Set problem: Copy each line of the records that contains the word "Auxiliar".

++++ Data extract

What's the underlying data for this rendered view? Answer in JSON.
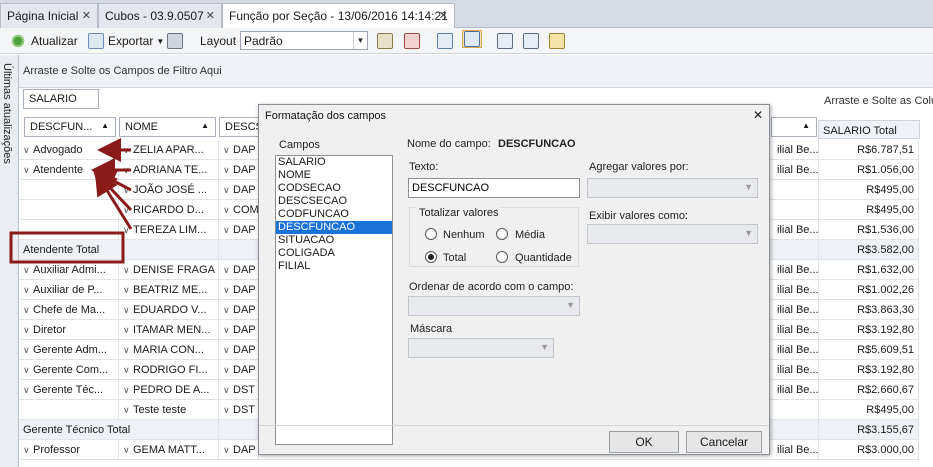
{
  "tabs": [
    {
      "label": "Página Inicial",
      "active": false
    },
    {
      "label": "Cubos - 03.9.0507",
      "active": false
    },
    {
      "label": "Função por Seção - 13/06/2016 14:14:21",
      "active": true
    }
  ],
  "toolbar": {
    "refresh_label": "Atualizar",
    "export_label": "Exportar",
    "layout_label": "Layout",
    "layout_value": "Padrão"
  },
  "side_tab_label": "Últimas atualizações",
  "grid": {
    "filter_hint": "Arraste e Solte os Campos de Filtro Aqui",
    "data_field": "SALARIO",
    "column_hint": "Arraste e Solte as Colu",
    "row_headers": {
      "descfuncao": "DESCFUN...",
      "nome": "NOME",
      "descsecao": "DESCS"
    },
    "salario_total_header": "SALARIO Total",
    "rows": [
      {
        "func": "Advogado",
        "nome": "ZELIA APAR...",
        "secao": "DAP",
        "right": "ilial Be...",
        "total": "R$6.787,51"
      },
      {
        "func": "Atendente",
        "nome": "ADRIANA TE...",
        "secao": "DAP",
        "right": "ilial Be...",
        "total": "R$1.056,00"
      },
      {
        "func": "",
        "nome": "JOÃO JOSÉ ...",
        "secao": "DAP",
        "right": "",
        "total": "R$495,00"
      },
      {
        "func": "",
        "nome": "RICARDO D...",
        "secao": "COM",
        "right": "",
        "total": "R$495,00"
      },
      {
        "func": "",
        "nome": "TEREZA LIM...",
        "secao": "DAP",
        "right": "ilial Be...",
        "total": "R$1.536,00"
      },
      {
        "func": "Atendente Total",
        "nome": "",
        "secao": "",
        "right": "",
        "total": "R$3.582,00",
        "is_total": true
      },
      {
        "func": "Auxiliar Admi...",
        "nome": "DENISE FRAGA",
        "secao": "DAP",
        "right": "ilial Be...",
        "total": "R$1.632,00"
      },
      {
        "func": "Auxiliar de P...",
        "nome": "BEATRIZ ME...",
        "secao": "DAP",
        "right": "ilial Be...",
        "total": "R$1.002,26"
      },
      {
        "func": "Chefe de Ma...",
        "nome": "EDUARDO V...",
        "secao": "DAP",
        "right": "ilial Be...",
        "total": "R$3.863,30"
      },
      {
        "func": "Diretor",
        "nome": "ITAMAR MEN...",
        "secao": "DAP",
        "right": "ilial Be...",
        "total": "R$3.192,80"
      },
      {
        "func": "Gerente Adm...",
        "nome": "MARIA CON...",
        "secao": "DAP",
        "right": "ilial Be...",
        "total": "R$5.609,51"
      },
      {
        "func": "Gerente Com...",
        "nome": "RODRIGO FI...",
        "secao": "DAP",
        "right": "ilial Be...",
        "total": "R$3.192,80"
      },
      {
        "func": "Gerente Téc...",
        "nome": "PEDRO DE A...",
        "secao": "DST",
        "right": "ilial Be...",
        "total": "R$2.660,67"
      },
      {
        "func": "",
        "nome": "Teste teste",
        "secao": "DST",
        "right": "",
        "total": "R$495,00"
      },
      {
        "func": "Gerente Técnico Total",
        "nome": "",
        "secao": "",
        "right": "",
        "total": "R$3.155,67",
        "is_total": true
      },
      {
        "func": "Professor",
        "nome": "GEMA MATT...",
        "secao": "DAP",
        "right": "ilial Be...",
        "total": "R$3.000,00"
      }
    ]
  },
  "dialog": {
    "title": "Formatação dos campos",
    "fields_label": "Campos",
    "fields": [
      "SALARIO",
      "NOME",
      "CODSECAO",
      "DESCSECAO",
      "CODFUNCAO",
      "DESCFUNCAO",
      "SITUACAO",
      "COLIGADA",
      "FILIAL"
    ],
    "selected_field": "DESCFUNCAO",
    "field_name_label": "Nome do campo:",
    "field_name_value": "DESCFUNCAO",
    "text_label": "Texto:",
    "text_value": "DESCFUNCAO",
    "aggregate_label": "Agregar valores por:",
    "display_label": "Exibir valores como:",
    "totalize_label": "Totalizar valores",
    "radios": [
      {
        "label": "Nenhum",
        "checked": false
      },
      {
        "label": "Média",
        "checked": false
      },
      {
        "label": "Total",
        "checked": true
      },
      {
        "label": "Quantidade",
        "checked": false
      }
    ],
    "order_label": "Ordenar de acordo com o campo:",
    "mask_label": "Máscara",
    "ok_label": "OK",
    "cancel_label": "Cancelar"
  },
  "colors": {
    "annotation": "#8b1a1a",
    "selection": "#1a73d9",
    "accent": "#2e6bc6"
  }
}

++++++++

Exercise answer:
        "func": "Auxiliar Admi...",
        "func": "Auxiliar de P...",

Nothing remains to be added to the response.